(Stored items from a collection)
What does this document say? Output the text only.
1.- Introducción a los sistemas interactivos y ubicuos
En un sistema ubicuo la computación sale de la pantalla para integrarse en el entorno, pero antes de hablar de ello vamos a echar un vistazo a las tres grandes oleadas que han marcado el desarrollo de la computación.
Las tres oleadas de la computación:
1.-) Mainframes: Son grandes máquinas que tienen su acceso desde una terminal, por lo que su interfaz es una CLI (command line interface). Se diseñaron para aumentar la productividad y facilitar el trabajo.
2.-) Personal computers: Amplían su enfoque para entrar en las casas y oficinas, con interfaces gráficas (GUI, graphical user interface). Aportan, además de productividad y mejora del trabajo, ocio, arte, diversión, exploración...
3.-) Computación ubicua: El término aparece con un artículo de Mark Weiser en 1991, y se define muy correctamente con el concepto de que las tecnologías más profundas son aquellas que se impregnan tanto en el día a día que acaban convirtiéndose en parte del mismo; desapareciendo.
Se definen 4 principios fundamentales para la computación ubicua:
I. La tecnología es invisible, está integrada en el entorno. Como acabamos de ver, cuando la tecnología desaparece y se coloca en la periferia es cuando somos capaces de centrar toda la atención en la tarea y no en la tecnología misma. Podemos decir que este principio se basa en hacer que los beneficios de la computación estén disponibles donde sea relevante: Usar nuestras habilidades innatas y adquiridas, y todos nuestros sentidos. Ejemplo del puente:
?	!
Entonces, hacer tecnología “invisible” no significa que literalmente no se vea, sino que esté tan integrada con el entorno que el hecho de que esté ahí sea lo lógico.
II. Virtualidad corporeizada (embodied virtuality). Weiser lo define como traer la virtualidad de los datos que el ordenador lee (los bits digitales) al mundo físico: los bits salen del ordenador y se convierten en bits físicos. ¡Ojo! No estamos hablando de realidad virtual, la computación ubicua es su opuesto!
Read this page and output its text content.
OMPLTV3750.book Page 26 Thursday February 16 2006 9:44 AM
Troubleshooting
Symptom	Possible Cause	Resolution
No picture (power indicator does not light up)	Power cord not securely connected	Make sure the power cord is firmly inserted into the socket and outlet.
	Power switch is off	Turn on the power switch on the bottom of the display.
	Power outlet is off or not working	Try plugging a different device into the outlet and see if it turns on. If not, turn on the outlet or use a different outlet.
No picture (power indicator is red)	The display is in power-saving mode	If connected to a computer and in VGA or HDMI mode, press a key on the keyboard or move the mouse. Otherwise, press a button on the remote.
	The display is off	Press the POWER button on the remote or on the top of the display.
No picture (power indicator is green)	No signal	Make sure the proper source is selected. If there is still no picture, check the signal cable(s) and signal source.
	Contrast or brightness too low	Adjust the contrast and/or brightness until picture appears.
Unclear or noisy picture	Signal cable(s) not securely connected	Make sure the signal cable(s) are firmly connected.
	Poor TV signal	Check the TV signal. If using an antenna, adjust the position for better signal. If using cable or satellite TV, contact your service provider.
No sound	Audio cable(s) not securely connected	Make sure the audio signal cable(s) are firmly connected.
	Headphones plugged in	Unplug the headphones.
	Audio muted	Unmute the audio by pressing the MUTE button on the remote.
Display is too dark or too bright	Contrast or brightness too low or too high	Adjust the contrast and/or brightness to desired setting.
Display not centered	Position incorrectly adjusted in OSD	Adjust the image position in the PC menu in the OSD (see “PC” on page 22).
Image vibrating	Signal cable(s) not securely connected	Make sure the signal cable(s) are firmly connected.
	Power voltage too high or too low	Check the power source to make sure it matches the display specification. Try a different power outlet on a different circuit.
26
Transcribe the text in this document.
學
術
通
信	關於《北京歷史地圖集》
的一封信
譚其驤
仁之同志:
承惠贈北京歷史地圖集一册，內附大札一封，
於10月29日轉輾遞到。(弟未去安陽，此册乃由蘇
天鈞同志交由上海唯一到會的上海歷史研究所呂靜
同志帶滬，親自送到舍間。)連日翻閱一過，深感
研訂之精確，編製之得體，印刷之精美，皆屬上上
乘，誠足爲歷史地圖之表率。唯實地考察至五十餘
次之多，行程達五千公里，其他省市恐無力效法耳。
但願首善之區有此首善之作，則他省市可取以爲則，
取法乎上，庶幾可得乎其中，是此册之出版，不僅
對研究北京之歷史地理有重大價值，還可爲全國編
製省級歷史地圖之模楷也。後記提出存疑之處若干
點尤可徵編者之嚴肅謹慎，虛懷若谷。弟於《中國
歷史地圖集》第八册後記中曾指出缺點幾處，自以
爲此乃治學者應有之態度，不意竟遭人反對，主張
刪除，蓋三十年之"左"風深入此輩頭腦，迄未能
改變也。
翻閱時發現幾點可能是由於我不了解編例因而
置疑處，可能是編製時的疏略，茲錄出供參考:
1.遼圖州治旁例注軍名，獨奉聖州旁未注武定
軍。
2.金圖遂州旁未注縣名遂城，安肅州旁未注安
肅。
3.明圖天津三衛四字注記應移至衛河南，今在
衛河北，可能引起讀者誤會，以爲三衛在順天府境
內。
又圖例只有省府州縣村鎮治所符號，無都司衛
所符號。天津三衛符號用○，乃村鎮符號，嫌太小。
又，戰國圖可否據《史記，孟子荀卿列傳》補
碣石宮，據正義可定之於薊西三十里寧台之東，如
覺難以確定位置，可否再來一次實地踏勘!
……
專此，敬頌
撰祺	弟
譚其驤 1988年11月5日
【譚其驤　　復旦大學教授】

Written request -
Copy every line verbatim.

Reply -
What does this document say? Output the text only.
1.- Introducción a los sistemas interactivos y ubicuos
En un sistema ubicuo la computación sale de la pantalla para integrarse en el entorno, pero antes de hablar de ello vamos a echar un vistazo a las tres grandes oleadas que han marcado el desarrollo de la computación.
Las tres oleadas de la computación:
1.-) Mainframes: Son grandes máquinas que tienen su acceso desde una terminal, por lo que su interfaz es una CLI (command line interface). Se diseñaron para aumentar la productividad y facilitar el trabajo.
2.-) Personal computers: Amplían su enfoque para entrar en las casas y oficinas, con interfaces gráficas (GUI, graphical user interface). Aportan, además de productividad y mejora del trabajo, ocio, arte, diversión, exploración...
3.-) Computación ubicua: El término aparece con un artículo de Mark Weiser en 1991, y se define muy correctamente con el concepto de que las tecnologías más profundas son aquellas que se impregnan tanto en el día a día que acaban convirtiéndose en parte del mismo; desapareciendo.
Se definen 4 principios fundamentales para la computación ubicua:
I. La tecnología es invisible, está integrada en el entorno. Como acabamos de ver, cuando la tecnología desaparece y se coloca en la periferia es cuando somos capaces de centrar toda la atención en la tarea y no en la tecnología misma. Podemos decir que este principio se basa en hacer que los beneficios de la computación estén disponibles donde sea relevante: Usar nuestras habilidades innatas y adquiridas, y todos nuestros sentidos. Ejemplo del puente:
?	!
Entonces, hacer tecnología “invisible” no significa que literalmente no se vea, sino que esté tan integrada con el entorno que el hecho de que esté ahí sea lo lógico.
II. Virtualidad corporeizada (embodied virtuality). Weiser lo define como traer la virtualidad de los datos que el ordenador lee (los bits digitales) al mundo físico: los bits salen del ordenador y se convierten en bits físicos. ¡Ojo! No estamos hablando de realidad virtual, la computación ubicua es su opuesto!
Read this page and output its text content.
OMPLTV3750.book Page 26 Thursday February 16 2006 9:44 AM
Troubleshooting
Symptom	Possible Cause	Resolution
No picture (power indicator does not light up)	Power cord not securely connected	Make sure the power cord is firmly inserted into the socket and outlet.
	Power switch is off	Turn on the power switch on the bottom of the display.
	Power outlet is off or not working	Try plugging a different device into the outlet and see if it turns on. If not, turn on the outlet or use a different outlet.
No picture (power indicator is red)	The display is in power-saving mode	If connected to a computer and in VGA or HDMI mode, press a key on the keyboard or move the mouse. Otherwise, press a button on the remote.
	The display is off	Press the POWER button on the remote or on the top of the display.
No picture (power indicator is green)	No signal	Make sure the proper source is selected. If there is still no picture, check the signal cable(s) and signal source.
	Contrast or brightness too low	Adjust the contrast and/or brightness until picture appears.
Unclear or noisy picture	Signal cable(s) not securely connected	Make sure the signal cable(s) are firmly connected.
	Poor TV signal	Check the TV signal. If using an antenna, adjust the position for better signal. If using cable or satellite TV, contact your service provider.
No sound	Audio cable(s) not securely connected	Make sure the audio signal cable(s) are firmly connected.
	Headphones plugged in	Unplug the headphones.
	Audio muted	Unmute the audio by pressing the MUTE button on the remote.
Display is too dark or too bright	Contrast or brightness too low or too high	Adjust the contrast and/or brightness to desired setting.
Display not centered	Position incorrectly adjusted in OSD	Adjust the image position in the PC menu in the OSD (see “PC” on page 22).
Image vibrating	Signal cable(s) not securely connected	Make sure the signal cable(s) are firmly connected.
	Power voltage too high or too low	Check the power source to make sure it matches the display specification. Try a different power outlet on a different circuit.
26
Transcribe the text in this document.
學
術
通
信	關於《北京歷史地圖集》
的一封信
譚其驤
仁之同志:
承惠贈北京歷史地圖集一册，內附大札一封，
於10月29日轉輾遞到。(弟未去安陽，此册乃由蘇
天鈞同志交由上海唯一到會的上海歷史研究所呂靜
同志帶滬，親自送到舍間。)連日翻閱一過，深感
研訂之精確，編製之得體，印刷之精美，皆屬上上
乘，誠足爲歷史地圖之表率。唯實地考察至五十餘
次之多，行程達五千公里，其他省市恐無力效法耳。
但願首善之區有此首善之作，則他省市可取以爲則，
取法乎上，庶幾可得乎其中，是此册之出版，不僅
對研究北京之歷史地理有重大價值，還可爲全國編
製省級歷史地圖之模楷也。後記提出存疑之處若干
點尤可徵編者之嚴肅謹慎，虛懷若谷。弟於《中國
歷史地圖集》第八册後記中曾指出缺點幾處，自以
爲此乃治學者應有之態度，不意竟遭人反對，主張
刪除，蓋三十年之"左"風深入此輩頭腦，迄未能
改變也。
翻閱時發現幾點可能是由於我不了解編例因而
置疑處，可能是編製時的疏略，茲錄出供參考:
1.遼圖州治旁例注軍名，獨奉聖州旁未注武定
軍。
2.金圖遂州旁未注縣名遂城，安肅州旁未注安
肅。
3.明圖天津三衛四字注記應移至衛河南，今在
衛河北，可能引起讀者誤會，以爲三衛在順天府境
內。
又圖例只有省府州縣村鎮治所符號，無都司衛
所符號。天津三衛符號用○，乃村鎮符號，嫌太小。
又，戰國圖可否據《史記，孟子荀卿列傳》補
碣石宮，據正義可定之於薊西三十里寧台之東，如
覺難以確定位置，可否再來一次實地踏勘!
……
專此，敬頌
撰祺	弟
譚其驤 1988年11月5日
【譚其驤　　復旦大學教授】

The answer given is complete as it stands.